Stored records:
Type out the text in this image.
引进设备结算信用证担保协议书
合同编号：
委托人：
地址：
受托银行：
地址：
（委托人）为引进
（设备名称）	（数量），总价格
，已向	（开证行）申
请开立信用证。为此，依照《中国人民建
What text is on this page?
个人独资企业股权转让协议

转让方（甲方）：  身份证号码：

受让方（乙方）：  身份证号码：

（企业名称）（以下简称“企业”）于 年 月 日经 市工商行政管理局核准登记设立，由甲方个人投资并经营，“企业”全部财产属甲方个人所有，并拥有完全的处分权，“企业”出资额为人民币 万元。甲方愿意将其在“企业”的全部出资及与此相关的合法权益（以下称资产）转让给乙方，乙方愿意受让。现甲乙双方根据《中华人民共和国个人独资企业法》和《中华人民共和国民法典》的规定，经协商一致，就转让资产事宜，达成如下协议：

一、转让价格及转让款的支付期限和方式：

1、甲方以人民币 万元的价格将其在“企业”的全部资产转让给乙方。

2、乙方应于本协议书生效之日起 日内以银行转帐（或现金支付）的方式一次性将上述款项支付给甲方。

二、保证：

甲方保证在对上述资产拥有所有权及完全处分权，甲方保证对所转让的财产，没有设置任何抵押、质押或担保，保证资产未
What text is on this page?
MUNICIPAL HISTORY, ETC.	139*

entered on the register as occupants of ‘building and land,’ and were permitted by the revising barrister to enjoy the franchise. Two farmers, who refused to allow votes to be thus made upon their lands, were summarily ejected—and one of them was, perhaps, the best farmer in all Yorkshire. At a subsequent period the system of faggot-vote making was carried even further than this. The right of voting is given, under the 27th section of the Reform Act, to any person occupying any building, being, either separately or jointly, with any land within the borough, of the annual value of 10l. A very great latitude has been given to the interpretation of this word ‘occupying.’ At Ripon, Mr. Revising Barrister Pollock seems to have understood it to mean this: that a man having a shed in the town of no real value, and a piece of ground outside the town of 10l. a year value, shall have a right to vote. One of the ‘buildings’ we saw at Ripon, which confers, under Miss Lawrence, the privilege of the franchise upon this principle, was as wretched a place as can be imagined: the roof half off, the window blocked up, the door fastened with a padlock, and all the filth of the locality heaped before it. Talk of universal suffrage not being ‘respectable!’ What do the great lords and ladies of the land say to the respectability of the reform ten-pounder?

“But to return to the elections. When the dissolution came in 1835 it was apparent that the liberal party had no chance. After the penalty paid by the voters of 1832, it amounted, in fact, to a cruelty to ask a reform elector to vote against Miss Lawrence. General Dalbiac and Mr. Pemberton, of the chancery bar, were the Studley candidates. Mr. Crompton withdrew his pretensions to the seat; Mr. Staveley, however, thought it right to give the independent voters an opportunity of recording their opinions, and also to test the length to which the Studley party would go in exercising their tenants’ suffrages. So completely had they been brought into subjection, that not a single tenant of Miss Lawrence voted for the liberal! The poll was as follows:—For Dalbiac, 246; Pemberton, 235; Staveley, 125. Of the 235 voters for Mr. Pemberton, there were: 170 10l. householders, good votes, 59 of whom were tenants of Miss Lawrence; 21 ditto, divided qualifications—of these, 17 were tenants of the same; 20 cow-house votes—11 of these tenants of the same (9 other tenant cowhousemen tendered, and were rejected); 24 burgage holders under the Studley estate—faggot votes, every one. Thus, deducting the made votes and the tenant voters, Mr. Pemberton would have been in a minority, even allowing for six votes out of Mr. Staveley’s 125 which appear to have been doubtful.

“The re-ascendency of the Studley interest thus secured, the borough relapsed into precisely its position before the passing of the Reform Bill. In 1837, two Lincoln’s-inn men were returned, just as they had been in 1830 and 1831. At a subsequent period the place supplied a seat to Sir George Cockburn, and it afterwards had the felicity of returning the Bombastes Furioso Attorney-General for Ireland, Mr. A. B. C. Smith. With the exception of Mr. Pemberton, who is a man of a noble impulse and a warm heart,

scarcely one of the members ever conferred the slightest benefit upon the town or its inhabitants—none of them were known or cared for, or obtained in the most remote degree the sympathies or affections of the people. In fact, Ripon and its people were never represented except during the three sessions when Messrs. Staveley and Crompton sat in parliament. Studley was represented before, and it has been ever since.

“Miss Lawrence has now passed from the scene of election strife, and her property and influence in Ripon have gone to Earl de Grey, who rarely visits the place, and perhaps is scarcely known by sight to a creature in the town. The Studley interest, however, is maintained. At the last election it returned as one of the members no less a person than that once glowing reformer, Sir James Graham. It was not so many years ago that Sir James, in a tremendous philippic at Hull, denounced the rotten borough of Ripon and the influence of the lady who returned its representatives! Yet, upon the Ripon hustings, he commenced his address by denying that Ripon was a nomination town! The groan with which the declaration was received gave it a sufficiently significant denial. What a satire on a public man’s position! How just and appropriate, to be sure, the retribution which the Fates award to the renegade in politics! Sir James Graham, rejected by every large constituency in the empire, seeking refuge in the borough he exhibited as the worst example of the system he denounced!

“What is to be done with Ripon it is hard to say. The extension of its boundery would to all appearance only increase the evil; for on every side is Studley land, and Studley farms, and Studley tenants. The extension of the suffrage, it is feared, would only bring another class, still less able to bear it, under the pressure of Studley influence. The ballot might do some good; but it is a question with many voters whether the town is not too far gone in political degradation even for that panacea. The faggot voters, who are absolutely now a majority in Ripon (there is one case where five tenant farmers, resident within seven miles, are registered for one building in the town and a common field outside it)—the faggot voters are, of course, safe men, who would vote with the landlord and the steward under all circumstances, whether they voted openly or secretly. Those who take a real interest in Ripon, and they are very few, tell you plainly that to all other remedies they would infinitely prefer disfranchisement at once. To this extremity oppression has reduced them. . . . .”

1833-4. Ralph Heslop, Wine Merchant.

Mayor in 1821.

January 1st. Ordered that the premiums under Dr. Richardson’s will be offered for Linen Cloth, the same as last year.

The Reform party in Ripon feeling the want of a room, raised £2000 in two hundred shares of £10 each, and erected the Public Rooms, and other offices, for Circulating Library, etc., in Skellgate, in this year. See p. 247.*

Challenge: On how many lines does the word "last" appear? Answer with only the number.

Correct answer: 2